** Task description **
Provide the number of lines where the word "徐工矿山机械收入及毛利率" occurs, and no other text.

Stored records
_ _ _
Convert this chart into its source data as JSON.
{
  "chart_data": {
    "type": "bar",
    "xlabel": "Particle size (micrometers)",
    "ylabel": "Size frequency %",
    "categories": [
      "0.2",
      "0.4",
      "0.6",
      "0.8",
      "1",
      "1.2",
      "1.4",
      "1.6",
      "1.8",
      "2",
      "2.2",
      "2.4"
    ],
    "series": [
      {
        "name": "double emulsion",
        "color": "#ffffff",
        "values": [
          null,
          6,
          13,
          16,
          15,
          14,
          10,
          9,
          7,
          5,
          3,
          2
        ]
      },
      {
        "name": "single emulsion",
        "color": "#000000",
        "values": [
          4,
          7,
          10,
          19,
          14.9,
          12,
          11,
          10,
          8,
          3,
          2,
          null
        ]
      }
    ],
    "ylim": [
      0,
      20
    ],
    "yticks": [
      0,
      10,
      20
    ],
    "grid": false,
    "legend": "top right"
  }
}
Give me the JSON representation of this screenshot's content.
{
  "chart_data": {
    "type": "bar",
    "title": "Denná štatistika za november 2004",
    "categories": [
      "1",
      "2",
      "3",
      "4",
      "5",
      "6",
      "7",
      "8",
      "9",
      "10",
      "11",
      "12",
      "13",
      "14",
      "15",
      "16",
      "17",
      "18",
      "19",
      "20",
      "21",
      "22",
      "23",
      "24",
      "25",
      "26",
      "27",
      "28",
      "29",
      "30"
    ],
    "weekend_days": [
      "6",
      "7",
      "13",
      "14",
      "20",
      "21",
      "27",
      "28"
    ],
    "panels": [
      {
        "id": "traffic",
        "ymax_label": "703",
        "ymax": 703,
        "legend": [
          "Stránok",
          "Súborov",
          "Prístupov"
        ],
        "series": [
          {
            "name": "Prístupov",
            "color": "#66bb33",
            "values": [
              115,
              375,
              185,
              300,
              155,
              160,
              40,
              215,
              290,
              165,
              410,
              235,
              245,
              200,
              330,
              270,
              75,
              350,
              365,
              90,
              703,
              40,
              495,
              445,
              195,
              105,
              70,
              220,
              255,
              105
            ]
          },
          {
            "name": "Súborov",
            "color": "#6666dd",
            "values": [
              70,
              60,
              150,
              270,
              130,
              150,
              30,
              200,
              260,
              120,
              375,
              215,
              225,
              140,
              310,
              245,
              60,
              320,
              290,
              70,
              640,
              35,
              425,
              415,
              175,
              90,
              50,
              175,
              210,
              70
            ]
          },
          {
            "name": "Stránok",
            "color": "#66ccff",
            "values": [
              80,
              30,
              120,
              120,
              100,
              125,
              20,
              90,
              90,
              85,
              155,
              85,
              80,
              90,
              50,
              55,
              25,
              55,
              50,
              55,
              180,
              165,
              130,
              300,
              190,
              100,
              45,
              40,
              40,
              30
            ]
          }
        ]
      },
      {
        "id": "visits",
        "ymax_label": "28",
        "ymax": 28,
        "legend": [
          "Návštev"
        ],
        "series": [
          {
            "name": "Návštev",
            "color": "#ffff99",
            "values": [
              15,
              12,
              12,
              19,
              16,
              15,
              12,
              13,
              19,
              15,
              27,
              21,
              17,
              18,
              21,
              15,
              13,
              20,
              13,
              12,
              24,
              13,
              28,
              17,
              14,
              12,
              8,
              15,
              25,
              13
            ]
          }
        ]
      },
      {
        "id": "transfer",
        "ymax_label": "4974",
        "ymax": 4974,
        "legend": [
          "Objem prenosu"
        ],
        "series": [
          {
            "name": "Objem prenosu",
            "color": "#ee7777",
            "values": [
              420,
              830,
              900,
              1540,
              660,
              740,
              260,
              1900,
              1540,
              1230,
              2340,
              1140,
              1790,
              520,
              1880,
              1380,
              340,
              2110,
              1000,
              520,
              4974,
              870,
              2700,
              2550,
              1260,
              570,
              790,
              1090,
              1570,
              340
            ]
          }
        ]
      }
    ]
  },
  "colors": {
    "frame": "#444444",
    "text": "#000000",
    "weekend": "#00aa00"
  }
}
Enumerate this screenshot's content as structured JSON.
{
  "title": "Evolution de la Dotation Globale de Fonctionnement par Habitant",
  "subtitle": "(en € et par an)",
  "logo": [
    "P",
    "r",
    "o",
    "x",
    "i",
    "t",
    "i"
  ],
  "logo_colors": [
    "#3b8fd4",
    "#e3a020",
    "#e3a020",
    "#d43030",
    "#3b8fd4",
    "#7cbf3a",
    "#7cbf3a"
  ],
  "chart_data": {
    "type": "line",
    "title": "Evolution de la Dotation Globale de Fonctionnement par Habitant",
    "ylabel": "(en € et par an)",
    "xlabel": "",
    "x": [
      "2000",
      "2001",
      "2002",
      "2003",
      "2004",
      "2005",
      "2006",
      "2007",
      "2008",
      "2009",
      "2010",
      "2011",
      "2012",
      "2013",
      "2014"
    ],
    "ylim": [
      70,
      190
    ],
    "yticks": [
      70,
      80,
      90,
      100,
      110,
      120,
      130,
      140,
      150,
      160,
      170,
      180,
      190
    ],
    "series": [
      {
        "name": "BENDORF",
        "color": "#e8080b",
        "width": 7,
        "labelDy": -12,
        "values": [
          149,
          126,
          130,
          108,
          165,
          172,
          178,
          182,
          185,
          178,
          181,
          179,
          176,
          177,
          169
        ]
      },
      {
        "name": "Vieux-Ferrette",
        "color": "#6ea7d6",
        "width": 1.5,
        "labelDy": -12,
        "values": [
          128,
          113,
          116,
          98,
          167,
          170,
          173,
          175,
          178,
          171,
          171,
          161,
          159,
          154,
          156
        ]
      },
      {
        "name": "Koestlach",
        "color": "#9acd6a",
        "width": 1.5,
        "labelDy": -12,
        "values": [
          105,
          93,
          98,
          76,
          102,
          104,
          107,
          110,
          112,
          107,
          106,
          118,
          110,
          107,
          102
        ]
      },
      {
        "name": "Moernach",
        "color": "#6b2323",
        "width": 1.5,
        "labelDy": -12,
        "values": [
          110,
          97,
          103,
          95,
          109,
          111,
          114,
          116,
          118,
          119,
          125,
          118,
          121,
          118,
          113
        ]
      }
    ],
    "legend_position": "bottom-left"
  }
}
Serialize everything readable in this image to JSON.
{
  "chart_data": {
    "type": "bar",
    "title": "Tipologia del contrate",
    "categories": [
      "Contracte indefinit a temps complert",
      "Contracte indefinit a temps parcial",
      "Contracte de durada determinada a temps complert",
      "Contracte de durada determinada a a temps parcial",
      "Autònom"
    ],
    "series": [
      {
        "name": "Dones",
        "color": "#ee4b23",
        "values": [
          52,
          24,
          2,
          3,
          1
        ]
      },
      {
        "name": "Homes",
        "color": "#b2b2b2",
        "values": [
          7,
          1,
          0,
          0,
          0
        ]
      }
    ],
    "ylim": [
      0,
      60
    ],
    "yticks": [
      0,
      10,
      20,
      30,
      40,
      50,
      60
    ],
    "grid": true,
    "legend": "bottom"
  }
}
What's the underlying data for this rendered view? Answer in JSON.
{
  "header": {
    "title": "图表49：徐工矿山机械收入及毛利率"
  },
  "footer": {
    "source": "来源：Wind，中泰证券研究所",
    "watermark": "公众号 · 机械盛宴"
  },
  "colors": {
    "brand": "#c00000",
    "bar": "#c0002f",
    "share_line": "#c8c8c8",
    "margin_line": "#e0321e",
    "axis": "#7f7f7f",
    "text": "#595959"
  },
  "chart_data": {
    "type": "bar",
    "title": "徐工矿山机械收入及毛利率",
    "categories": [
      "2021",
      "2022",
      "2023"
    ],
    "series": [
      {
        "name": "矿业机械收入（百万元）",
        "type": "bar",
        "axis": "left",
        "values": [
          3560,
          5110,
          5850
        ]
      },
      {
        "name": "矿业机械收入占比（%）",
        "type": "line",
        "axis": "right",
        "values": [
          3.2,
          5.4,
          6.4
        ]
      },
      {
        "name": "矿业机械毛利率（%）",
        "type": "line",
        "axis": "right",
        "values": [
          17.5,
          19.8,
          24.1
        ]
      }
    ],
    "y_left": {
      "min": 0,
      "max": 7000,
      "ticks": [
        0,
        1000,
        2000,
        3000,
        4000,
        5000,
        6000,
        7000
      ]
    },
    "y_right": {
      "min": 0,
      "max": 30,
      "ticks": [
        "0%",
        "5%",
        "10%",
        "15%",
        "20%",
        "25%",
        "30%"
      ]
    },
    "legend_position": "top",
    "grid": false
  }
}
_ _ _
** Exercise response **
2